To be done:
What follows is a set of entries. Repeat them exactly, but not their pictures.

[Stored data]
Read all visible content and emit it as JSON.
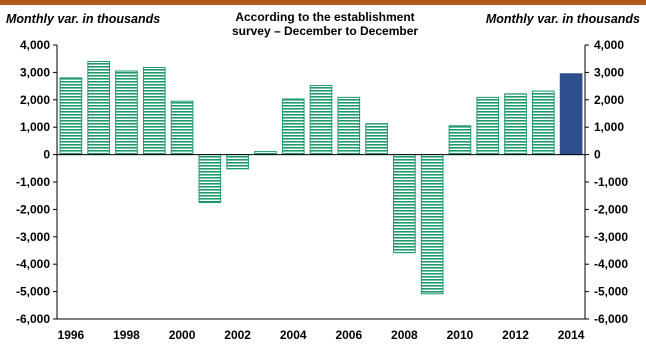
{
  "chart_data": {
    "type": "bar",
    "title_line1": "According to the establishment",
    "title_line2": "survey – December to December",
    "ylabel_left": "Monthly var. in thousands",
    "ylabel_right": "Monthly var. in thousands",
    "ylim": [
      -6000,
      4000
    ],
    "yticks": [
      4000,
      3000,
      2000,
      1000,
      0,
      -1000,
      -2000,
      -3000,
      -4000,
      -5000,
      -6000
    ],
    "ytick_labels": [
      "4,000",
      "3,000",
      "2,000",
      "1,000",
      "0",
      "-1,000",
      "-2,000",
      "-3,000",
      "-4,000",
      "-5,000",
      "-6,000"
    ],
    "x": [
      1996,
      1997,
      1998,
      1999,
      2000,
      2001,
      2002,
      2003,
      2004,
      2005,
      2006,
      2007,
      2008,
      2009,
      2010,
      2011,
      2012,
      2013,
      2014
    ],
    "xtick_labels": [
      "1996",
      "1998",
      "2000",
      "2002",
      "2004",
      "2006",
      "2008",
      "2010",
      "2012",
      "2014"
    ],
    "values": [
      2800,
      3400,
      3050,
      3180,
      1950,
      -1750,
      -520,
      110,
      2030,
      2520,
      2090,
      1130,
      -3580,
      -5080,
      1050,
      2090,
      2220,
      2320,
      2950
    ],
    "colors": {
      "bar": "#1f9a6b",
      "highlight": "#2d4f8e",
      "top_band": "#b25a1b"
    },
    "highlight_index": 18,
    "grid": false
  }
}
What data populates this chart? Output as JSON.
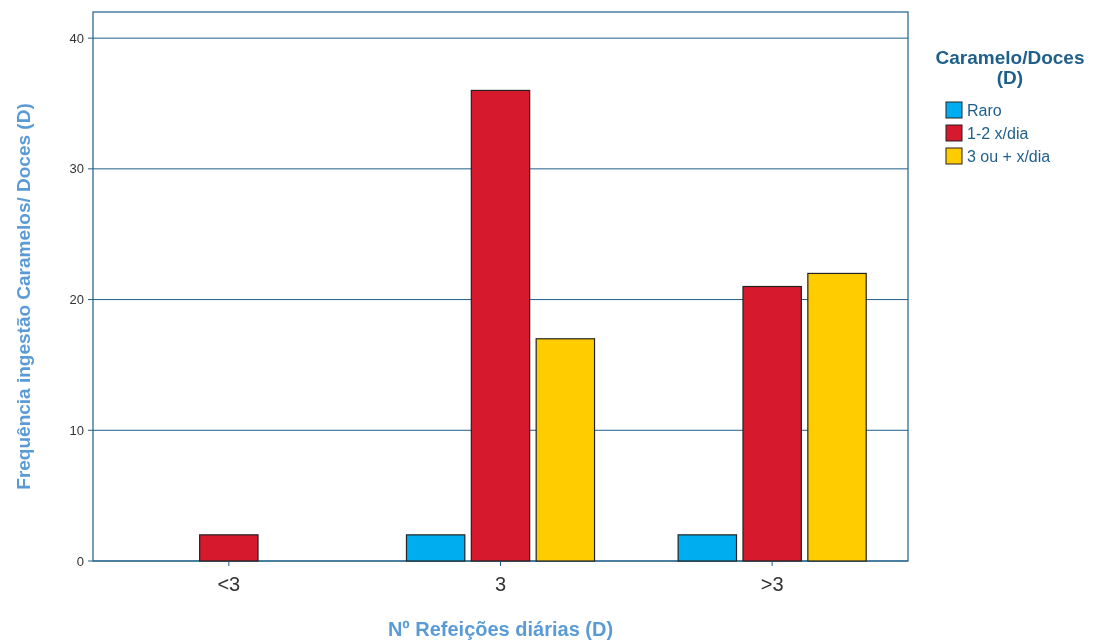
{
  "chart_data": {
    "type": "bar",
    "xlabel": "Nº Refeições diárias (D)",
    "ylabel": "Frequência ingestão Caramelos/ Doces (D)",
    "legend_title": "Caramelo/Doces\n(D)",
    "categories": [
      "<3",
      "3",
      ">3"
    ],
    "series": [
      {
        "name": "Raro",
        "color": "#00aeef",
        "values": [
          null,
          2,
          2
        ]
      },
      {
        "name": "1-2 x/dia",
        "color": "#d7192d",
        "values": [
          2,
          36,
          21
        ]
      },
      {
        "name": "3 ou + x/dia",
        "color": "#ffcc00",
        "values": [
          null,
          17,
          22
        ]
      }
    ],
    "ylim": [
      0,
      42
    ],
    "yticks": [
      0,
      10,
      20,
      30,
      40
    ],
    "grid": "y",
    "legend": "top right"
  }
}
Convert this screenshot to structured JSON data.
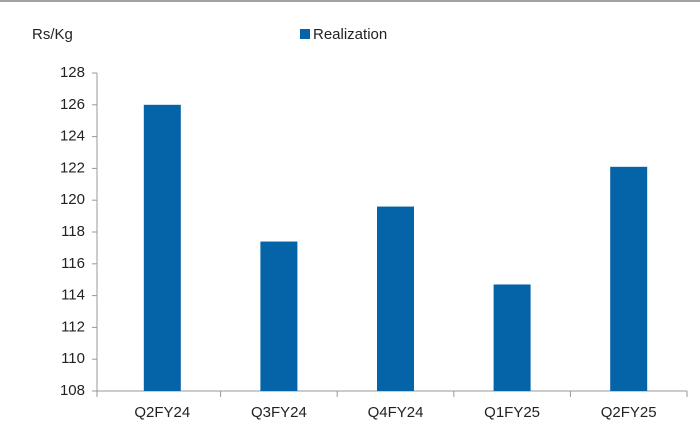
{
  "chart_data": {
    "type": "bar",
    "y_label": "Rs/Kg",
    "categories": [
      "Q2FY24",
      "Q3FY24",
      "Q4FY24",
      "Q1FY25",
      "Q2FY25"
    ],
    "series": [
      {
        "name": "Realization",
        "color": "#0563a8",
        "values": [
          126,
          117.4,
          119.6,
          114.7,
          122.1
        ]
      }
    ],
    "ylim": [
      108,
      128
    ],
    "yticks": [
      108,
      110,
      112,
      114,
      116,
      118,
      120,
      122,
      124,
      126,
      128
    ],
    "grid": false,
    "legend": "top"
  }
}
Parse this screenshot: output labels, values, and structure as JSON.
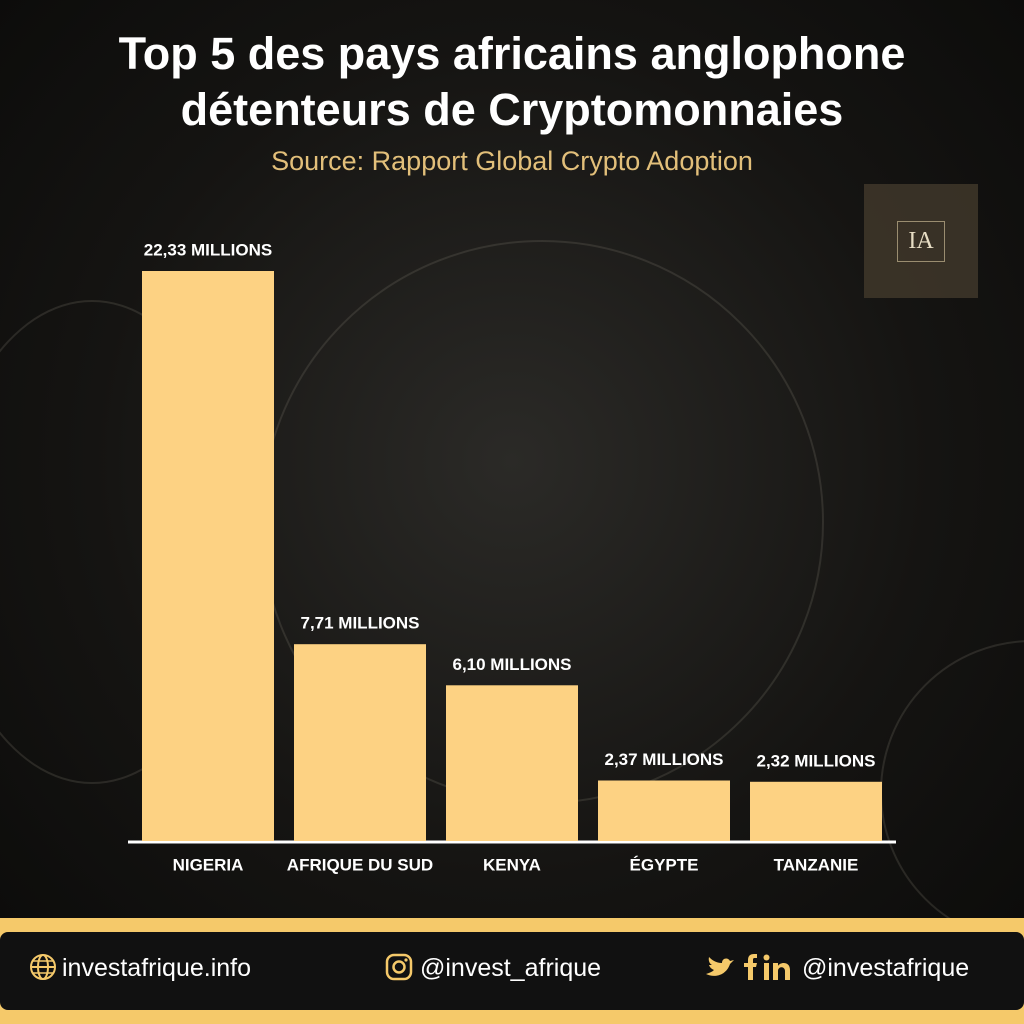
{
  "chart_data": {
    "type": "bar",
    "title": "Top 5 des pays africains anglophone détenteurs de Cryptomonnaies",
    "subtitle": "Source: Rapport Global Crypto Adoption",
    "categories": [
      "NIGERIA",
      "AFRIQUE DU SUD",
      "KENYA",
      "ÉGYPTE",
      "TANZANIE"
    ],
    "values": [
      22.33,
      7.71,
      6.1,
      2.37,
      2.32
    ],
    "value_labels": [
      "22,33 MILLIONS",
      "7,71 MILLIONS",
      "6,10 MILLIONS",
      "2,37 MILLIONS",
      "2,32 MILLIONS"
    ],
    "color": "#fdd283"
  },
  "logo": "IA",
  "footer": {
    "website": "investafrique.info",
    "instagram": "@invest_afrique",
    "social": "@investafrique"
  }
}
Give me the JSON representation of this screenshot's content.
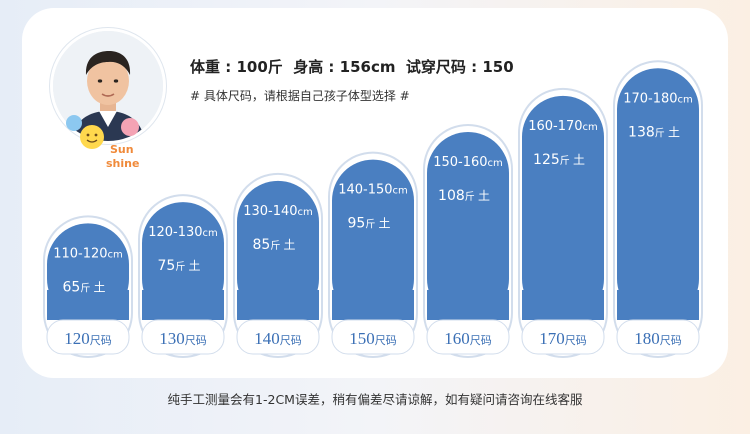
{
  "header": {
    "model_info": "体重 : 100斤  身高 : 156cm  试穿尺码 : 150",
    "note": "# 具体尺码，请根据自己孩子体型选择 #"
  },
  "sticker_text": [
    "Sun",
    "shine"
  ],
  "footer": {
    "note": "纯手工测量会有1-2CM误差，稍有偏差尽请谅解，如有疑问请咨询在线客服"
  },
  "colors": {
    "bar_fill": "#4a7fc1",
    "bar_rim": "#d2ddec",
    "base_text": "#3a6fb5"
  },
  "chart_data": {
    "type": "bar",
    "categories": [
      "120",
      "130",
      "140",
      "150",
      "160",
      "170",
      "180"
    ],
    "size_unit": "尺码",
    "height_ranges": [
      "110-120",
      "120-130",
      "130-140",
      "140-150",
      "150-160",
      "160-170",
      "170-180"
    ],
    "height_unit": "cm",
    "values": [
      65,
      75,
      85,
      95,
      108,
      125,
      138
    ],
    "value_unit": "斤",
    "value_suffix": "土",
    "title": "",
    "xlabel": "",
    "ylabel": ""
  }
}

Final result:
Read all visible content and emit it as JSON.
{
  "chart_data": {
    "type": "bar",
    "title_line1": "According to the establishment",
    "title_line2": "survey – December to December",
    "ylabel_left": "Monthly var. in thousands",
    "ylabel_right": "Monthly var. in thousands",
    "ylim": [
      -6000,
      4000
    ],
    "yticks": [
      4000,
      3000,
      2000,
      1000,
      0,
      -1000,
      -2000,
      -3000,
      -4000,
      -5000,
      -6000
    ],
    "ytick_labels": [
      "4,000",
      "3,000",
      "2,000",
      "1,000",
      "0",
      "-1,000",
      "-2,000",
      "-3,000",
      "-4,000",
      "-5,000",
      "-6,000"
    ],
    "x": [
      1996,
      1997,
      1998,
      1999,
      2000,
      2001,
      2002,
      2003,
      2004,
      2005,
      2006,
      2007,
      2008,
      2009,
      2010,
      2011,
      2012,
      2013,
      2014
    ],
    "xtick_labels": [
      "1996",
      "1998",
      "2000",
      "2002",
      "2004",
      "2006",
      "2008",
      "2010",
      "2012",
      "2014"
    ],
    "values": [
      2800,
      3400,
      3050,
      3180,
      1950,
      -1750,
      -520,
      110,
      2030,
      2520,
      2090,
      1130,
      -3580,
      -5080,
      1050,
      2090,
      2220,
      2320,
      2950
    ],
    "colors": {
      "bar": "#1f9a6b",
      "highlight": "#2d4f8e",
      "top_band": "#b25a1b"
    },
    "highlight_index": 18,
    "grid": false
  }
}
What data populates this chart? Output as JSON.
{
  "chart_data": {
    "type": "bar",
    "xlabel": "Nº Refeições diárias (D)",
    "ylabel": "Frequência ingestão Caramelos/ Doces (D)",
    "legend_title": "Caramelo/Doces\n(D)",
    "categories": [
      "<3",
      "3",
      ">3"
    ],
    "series": [
      {
        "name": "Raro",
        "color": "#00aeef",
        "values": [
          null,
          2,
          2
        ]
      },
      {
        "name": "1-2 x/dia",
        "color": "#d7192d",
        "values": [
          2,
          36,
          21
        ]
      },
      {
        "name": "3 ou + x/dia",
        "color": "#ffcc00",
        "values": [
          null,
          17,
          22
        ]
      }
    ],
    "ylim": [
      0,
      42
    ],
    "yticks": [
      0,
      10,
      20,
      30,
      40
    ],
    "grid": "y",
    "legend": "top right"
  }
}
Convert this screenshot to structured JSON data.
{
  "chart_data": {
    "type": "bar",
    "y_label": "Rs/Kg",
    "categories": [
      "Q2FY24",
      "Q3FY24",
      "Q4FY24",
      "Q1FY25",
      "Q2FY25"
    ],
    "series": [
      {
        "name": "Realization",
        "color": "#0563a8",
        "values": [
          126,
          117.4,
          119.6,
          114.7,
          122.1
        ]
      }
    ],
    "ylim": [
      108,
      128
    ],
    "yticks": [
      108,
      110,
      112,
      114,
      116,
      118,
      120,
      122,
      124,
      126,
      128
    ],
    "grid": false,
    "legend": "top"
  }
}
Parse this screenshot: output labels, values, and structure as JSON.
{
  "chart_data": {
    "type": "bar",
    "title": "Top 5 des pays africains anglophone détenteurs de Cryptomonnaies",
    "subtitle": "Source: Rapport Global Crypto Adoption",
    "categories": [
      "NIGERIA",
      "AFRIQUE DU SUD",
      "KENYA",
      "ÉGYPTE",
      "TANZANIE"
    ],
    "values": [
      22.33,
      7.71,
      6.1,
      2.37,
      2.32
    ],
    "value_labels": [
      "22,33 MILLIONS",
      "7,71 MILLIONS",
      "6,10 MILLIONS",
      "2,37 MILLIONS",
      "2,32 MILLIONS"
    ],
    "color": "#fdd283"
  },
  "logo": "IA",
  "footer": {
    "website": "investafrique.info",
    "instagram": "@invest_afrique",
    "social": "@investafrique"
  }
}
Give me the JSON representation of this screenshot's content.
{
  "header": {
    "model_info": "体重 : 100斤  身高 : 156cm  试穿尺码 : 150",
    "note": "# 具体尺码，请根据自己孩子体型选择 #"
  },
  "sticker_text": [
    "Sun",
    "shine"
  ],
  "footer": {
    "note": "纯手工测量会有1-2CM误差，稍有偏差尽请谅解，如有疑问请咨询在线客服"
  },
  "colors": {
    "bar_fill": "#4a7fc1",
    "bar_rim": "#d2ddec",
    "base_text": "#3a6fb5"
  },
  "chart_data": {
    "type": "bar",
    "categories": [
      "120",
      "130",
      "140",
      "150",
      "160",
      "170",
      "180"
    ],
    "size_unit": "尺码",
    "height_ranges": [
      "110-120",
      "120-130",
      "130-140",
      "140-150",
      "150-160",
      "160-170",
      "170-180"
    ],
    "height_unit": "cm",
    "values": [
      65,
      75,
      85,
      95,
      108,
      125,
      138
    ],
    "value_unit": "斤",
    "value_suffix": "土",
    "title": "",
    "xlabel": "",
    "ylabel": ""
  }
}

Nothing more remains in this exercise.